RECORDED DATA -

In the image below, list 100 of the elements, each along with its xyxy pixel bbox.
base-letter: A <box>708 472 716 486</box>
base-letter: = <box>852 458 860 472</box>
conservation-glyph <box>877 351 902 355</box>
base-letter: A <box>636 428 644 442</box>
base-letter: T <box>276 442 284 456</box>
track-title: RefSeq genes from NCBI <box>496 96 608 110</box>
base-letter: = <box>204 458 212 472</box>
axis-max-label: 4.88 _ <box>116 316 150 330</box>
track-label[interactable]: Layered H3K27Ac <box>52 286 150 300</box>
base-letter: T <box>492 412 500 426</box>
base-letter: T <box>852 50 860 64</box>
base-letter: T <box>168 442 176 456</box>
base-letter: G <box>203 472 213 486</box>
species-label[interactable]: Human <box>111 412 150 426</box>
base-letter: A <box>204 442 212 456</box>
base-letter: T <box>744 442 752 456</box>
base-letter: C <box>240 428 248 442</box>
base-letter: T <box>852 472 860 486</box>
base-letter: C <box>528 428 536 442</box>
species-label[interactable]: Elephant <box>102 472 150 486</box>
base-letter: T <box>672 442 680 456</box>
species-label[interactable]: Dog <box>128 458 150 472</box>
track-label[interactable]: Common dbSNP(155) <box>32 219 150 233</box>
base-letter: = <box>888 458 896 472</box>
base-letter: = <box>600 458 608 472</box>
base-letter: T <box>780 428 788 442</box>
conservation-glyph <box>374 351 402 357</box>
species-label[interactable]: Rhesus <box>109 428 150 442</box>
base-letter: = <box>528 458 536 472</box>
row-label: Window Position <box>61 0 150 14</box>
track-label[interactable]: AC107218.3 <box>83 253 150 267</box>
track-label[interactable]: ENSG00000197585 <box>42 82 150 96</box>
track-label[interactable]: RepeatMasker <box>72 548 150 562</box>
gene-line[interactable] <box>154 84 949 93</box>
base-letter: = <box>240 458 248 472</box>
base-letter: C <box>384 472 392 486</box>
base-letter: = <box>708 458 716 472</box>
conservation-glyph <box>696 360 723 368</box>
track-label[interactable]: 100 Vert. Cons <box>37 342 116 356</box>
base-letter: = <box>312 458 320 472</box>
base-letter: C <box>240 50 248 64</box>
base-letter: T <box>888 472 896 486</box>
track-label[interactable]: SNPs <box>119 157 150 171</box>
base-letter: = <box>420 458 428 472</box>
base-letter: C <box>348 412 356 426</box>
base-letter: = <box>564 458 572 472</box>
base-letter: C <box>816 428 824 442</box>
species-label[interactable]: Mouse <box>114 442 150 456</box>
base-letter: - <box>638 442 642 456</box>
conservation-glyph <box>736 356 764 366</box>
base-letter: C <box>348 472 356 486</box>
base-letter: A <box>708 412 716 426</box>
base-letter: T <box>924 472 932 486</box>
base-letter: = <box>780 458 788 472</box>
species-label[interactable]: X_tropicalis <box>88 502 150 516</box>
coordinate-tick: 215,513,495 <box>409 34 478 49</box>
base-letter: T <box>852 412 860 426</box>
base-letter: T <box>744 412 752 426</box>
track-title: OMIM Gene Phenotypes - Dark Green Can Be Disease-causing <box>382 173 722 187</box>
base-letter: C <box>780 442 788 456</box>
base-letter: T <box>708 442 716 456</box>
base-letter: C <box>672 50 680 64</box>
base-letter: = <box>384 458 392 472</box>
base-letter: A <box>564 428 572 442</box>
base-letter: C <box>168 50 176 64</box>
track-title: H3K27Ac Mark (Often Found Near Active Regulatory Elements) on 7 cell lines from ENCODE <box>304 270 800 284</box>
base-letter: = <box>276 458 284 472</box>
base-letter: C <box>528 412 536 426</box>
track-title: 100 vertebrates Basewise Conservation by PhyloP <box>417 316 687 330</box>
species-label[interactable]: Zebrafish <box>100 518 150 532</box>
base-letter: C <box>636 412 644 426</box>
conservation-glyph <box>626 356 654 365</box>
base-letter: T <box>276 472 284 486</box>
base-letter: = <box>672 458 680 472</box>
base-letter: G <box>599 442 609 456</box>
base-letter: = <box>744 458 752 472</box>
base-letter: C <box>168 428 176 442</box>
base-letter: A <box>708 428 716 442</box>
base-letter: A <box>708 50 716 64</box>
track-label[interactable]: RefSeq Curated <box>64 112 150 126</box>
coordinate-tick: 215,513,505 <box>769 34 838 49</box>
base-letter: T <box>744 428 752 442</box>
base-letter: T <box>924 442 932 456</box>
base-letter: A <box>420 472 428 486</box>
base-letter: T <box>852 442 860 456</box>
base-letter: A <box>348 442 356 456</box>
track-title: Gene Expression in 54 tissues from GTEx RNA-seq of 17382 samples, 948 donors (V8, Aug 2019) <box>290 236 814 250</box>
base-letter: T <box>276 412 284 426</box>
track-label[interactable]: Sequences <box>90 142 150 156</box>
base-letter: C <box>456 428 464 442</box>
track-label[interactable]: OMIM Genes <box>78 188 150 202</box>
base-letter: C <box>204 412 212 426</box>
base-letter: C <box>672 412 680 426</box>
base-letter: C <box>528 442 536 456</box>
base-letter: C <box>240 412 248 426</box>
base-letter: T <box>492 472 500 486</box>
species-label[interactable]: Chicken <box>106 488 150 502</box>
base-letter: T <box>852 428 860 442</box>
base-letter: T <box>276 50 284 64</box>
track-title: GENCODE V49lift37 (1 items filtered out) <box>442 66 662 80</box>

EXERCISE GOAL -
Copy out all of the records verbatim.

SOLUTION FOR THIS EXERCISE -
In the image below, list 100 of the elements, each along with its xyxy pixel bbox.
base-letter: A <box>708 472 716 486</box>
base-letter: = <box>852 458 860 472</box>
conservation-glyph <box>877 351 902 355</box>
base-letter: A <box>636 428 644 442</box>
base-letter: T <box>276 442 284 456</box>
track-title: RefSeq genes from NCBI <box>496 96 608 110</box>
base-letter: = <box>204 458 212 472</box>
axis-max-label: 4.88 _ <box>116 316 150 330</box>
track-label[interactable]: Layered H3K27Ac <box>52 286 150 300</box>
base-letter: T <box>492 412 500 426</box>
base-letter: T <box>852 50 860 64</box>
base-letter: T <box>168 442 176 456</box>
base-letter: G <box>203 472 213 486</box>
species-label[interactable]: Human <box>111 412 150 426</box>
base-letter: A <box>204 442 212 456</box>
base-letter: T <box>744 442 752 456</box>
base-letter: C <box>240 428 248 442</box>
base-letter: T <box>852 472 860 486</box>
base-letter: C <box>528 428 536 442</box>
species-label[interactable]: Elephant <box>102 472 150 486</box>
base-letter: T <box>672 442 680 456</box>
species-label[interactable]: Dog <box>128 458 150 472</box>
track-label[interactable]: Common dbSNP(155) <box>32 219 150 233</box>
base-letter: = <box>888 458 896 472</box>
base-letter: = <box>600 458 608 472</box>
base-letter: T <box>780 428 788 442</box>
conservation-glyph <box>374 351 402 357</box>
species-label[interactable]: Rhesus <box>109 428 150 442</box>
base-letter: = <box>528 458 536 472</box>
row-label: Window Position <box>61 0 150 14</box>
track-label[interactable]: AC107218.3 <box>83 253 150 267</box>
track-label[interactable]: ENSG00000197585 <box>42 82 150 96</box>
track-label[interactable]: RepeatMasker <box>72 548 150 562</box>
gene-line[interactable] <box>154 84 949 93</box>
base-letter: = <box>240 458 248 472</box>
base-letter: C <box>384 472 392 486</box>
base-letter: = <box>708 458 716 472</box>
conservation-glyph <box>696 360 723 368</box>
track-label[interactable]: 100 Vert. Cons <box>37 342 116 356</box>
base-letter: = <box>312 458 320 472</box>
base-letter: C <box>240 50 248 64</box>
base-letter: T <box>888 472 896 486</box>
track-label[interactable]: SNPs <box>119 157 150 171</box>
base-letter: = <box>420 458 428 472</box>
base-letter: C <box>348 412 356 426</box>
base-letter: = <box>564 458 572 472</box>
base-letter: C <box>816 428 824 442</box>
species-label[interactable]: Mouse <box>114 442 150 456</box>
base-letter: - <box>638 442 642 456</box>
conservation-glyph <box>736 356 764 366</box>
base-letter: C <box>348 472 356 486</box>
base-letter: A <box>708 412 716 426</box>
base-letter: T <box>924 472 932 486</box>
base-letter: = <box>780 458 788 472</box>
species-label[interactable]: X_tropicalis <box>88 502 150 516</box>
coordinate-tick: 215,513,495 <box>409 34 478 49</box>
base-letter: T <box>852 412 860 426</box>
base-letter: T <box>744 412 752 426</box>
track-title: OMIM Gene Phenotypes - Dark Green Can Be Disease-causing <box>382 173 722 187</box>
base-letter: C <box>780 442 788 456</box>
base-letter: T <box>708 442 716 456</box>
base-letter: C <box>672 50 680 64</box>
base-letter: = <box>384 458 392 472</box>
base-letter: A <box>564 428 572 442</box>
base-letter: C <box>168 50 176 64</box>
track-title: H3K27Ac Mark (Often Found Near Active Regulatory Elements) on 7 cell lines from ENCODE <box>304 270 800 284</box>
base-letter: = <box>276 458 284 472</box>
base-letter: C <box>528 412 536 426</box>
track-title: 100 vertebrates Basewise Conservation by PhyloP <box>417 316 687 330</box>
species-label[interactable]: Zebrafish <box>100 518 150 532</box>
base-letter: C <box>636 412 644 426</box>
conservation-glyph <box>626 356 654 365</box>
base-letter: T <box>276 472 284 486</box>
base-letter: = <box>672 458 680 472</box>
base-letter: G <box>599 442 609 456</box>
base-letter: = <box>744 458 752 472</box>
base-letter: C <box>168 428 176 442</box>
base-letter: A <box>708 428 716 442</box>
base-letter: A <box>708 50 716 64</box>
track-label[interactable]: RefSeq Curated <box>64 112 150 126</box>
coordinate-tick: 215,513,505 <box>769 34 838 49</box>
base-letter: T <box>744 428 752 442</box>
base-letter: T <box>924 442 932 456</box>
base-letter: A <box>420 472 428 486</box>
base-letter: T <box>852 442 860 456</box>
base-letter: A <box>348 442 356 456</box>
track-title: Gene Expression in 54 tissues from GTEx RNA-seq of 17382 samples, 948 donors (V8, Aug 2019) <box>290 236 814 250</box>
base-letter: T <box>276 412 284 426</box>
track-label[interactable]: Sequences <box>90 142 150 156</box>
base-letter: C <box>456 428 464 442</box>
track-label[interactable]: OMIM Genes <box>78 188 150 202</box>
base-letter: C <box>204 412 212 426</box>
base-letter: C <box>672 412 680 426</box>
base-letter: C <box>528 442 536 456</box>
base-letter: C <box>240 412 248 426</box>
base-letter: T <box>492 472 500 486</box>
species-label[interactable]: Chicken <box>106 488 150 502</box>
base-letter: T <box>852 428 860 442</box>
base-letter: T <box>276 50 284 64</box>
track-title: GENCODE V49lift37 (1 items filtered out) <box>442 66 662 80</box>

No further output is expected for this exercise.